Stated goal - In the records below, find each line containing the word "AUTO" and copy it.

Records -

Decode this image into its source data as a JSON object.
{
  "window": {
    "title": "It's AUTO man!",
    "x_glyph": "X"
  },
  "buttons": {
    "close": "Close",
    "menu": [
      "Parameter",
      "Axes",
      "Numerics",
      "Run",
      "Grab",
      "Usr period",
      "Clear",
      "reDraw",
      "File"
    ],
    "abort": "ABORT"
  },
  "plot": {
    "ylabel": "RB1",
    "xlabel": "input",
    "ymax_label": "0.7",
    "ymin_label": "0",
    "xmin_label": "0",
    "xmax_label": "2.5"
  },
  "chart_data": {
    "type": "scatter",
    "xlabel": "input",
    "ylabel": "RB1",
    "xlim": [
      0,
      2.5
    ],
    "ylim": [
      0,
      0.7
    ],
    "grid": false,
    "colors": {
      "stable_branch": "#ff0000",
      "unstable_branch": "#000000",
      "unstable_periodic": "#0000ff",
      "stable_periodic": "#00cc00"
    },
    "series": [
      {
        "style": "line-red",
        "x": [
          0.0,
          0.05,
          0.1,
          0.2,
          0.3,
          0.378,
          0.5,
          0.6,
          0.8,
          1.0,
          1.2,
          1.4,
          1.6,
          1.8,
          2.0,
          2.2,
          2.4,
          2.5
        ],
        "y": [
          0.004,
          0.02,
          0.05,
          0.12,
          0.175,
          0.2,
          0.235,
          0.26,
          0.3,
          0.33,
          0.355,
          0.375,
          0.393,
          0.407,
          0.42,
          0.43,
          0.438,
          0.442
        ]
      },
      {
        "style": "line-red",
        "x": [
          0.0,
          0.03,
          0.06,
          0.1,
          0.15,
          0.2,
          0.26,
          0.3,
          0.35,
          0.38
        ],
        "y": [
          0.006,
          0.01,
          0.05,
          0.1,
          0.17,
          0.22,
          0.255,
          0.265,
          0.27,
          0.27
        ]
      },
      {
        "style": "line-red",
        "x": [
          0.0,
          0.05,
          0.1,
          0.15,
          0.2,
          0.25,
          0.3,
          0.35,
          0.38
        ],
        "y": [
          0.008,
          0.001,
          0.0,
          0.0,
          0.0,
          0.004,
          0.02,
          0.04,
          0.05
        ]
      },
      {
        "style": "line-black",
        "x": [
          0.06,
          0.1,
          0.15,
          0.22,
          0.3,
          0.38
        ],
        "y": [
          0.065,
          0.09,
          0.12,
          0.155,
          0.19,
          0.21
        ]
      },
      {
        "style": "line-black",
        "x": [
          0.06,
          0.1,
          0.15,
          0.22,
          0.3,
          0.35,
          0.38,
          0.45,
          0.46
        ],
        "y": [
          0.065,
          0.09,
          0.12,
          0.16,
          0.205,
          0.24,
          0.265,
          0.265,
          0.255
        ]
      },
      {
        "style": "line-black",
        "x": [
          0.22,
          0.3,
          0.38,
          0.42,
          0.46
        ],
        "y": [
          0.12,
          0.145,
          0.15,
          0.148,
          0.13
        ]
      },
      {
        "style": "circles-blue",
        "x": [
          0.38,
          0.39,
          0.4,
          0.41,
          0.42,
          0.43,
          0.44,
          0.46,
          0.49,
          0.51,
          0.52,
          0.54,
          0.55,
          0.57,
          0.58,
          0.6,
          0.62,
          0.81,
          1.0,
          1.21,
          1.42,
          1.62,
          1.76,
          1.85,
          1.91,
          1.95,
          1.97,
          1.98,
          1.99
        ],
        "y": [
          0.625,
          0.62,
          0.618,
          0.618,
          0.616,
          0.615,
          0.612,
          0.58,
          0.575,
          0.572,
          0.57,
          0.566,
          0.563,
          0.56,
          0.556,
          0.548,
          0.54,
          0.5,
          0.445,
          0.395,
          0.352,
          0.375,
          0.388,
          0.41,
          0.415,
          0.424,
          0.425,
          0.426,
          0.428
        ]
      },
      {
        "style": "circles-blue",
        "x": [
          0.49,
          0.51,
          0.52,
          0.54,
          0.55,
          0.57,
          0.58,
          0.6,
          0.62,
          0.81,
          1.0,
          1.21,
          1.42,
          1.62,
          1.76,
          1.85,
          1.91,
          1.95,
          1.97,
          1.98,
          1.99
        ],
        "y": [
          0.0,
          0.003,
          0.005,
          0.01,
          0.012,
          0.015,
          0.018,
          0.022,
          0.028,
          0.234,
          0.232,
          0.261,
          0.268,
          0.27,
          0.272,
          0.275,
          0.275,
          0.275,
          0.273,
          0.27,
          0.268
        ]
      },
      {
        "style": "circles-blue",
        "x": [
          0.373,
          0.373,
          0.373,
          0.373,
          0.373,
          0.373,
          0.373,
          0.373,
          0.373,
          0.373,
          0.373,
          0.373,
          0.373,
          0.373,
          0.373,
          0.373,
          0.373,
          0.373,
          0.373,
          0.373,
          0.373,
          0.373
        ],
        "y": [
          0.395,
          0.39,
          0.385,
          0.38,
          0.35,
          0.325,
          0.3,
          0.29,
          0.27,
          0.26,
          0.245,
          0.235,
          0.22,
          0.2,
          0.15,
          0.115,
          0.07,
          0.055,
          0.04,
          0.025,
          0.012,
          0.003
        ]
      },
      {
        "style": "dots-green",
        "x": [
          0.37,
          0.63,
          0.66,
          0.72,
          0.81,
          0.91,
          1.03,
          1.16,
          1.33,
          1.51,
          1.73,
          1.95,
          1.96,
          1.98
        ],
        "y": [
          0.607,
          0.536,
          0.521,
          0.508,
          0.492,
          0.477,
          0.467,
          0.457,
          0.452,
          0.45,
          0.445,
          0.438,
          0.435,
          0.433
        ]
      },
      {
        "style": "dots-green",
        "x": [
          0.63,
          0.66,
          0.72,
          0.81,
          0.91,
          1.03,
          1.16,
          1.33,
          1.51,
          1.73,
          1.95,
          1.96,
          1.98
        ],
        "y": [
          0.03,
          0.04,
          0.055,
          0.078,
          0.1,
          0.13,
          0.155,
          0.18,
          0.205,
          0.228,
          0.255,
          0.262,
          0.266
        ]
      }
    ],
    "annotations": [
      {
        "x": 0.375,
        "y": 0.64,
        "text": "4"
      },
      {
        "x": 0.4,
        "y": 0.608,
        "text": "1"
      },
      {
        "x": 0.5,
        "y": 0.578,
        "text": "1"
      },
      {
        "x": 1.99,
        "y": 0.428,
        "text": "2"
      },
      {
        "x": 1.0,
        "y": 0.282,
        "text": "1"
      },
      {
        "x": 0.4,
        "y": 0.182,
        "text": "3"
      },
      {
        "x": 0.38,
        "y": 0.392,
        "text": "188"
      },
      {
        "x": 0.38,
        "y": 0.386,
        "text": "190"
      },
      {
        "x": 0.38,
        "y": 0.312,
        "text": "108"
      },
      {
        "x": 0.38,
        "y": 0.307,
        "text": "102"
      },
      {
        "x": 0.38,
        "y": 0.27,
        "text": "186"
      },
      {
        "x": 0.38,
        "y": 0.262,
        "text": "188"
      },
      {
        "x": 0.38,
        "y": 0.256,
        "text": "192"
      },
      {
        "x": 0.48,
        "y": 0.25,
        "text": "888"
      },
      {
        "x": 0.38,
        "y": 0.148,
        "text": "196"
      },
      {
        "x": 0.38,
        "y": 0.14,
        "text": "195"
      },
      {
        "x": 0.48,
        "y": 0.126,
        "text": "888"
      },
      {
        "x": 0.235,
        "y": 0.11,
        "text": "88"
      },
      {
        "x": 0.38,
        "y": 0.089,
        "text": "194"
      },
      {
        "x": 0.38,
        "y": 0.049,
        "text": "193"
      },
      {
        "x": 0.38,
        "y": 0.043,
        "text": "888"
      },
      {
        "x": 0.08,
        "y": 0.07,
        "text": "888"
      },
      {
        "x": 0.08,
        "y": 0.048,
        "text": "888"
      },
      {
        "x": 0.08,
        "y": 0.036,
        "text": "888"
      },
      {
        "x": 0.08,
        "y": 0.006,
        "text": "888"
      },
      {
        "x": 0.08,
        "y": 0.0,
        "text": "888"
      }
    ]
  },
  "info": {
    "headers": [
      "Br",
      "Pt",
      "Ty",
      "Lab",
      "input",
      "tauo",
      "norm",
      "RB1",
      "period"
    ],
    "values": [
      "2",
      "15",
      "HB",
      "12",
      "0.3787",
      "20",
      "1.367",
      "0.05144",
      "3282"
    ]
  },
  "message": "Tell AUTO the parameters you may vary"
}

Written solution -
    "title": "It's AUTO man!",
  "message": "Tell AUTO the parameters you may vary"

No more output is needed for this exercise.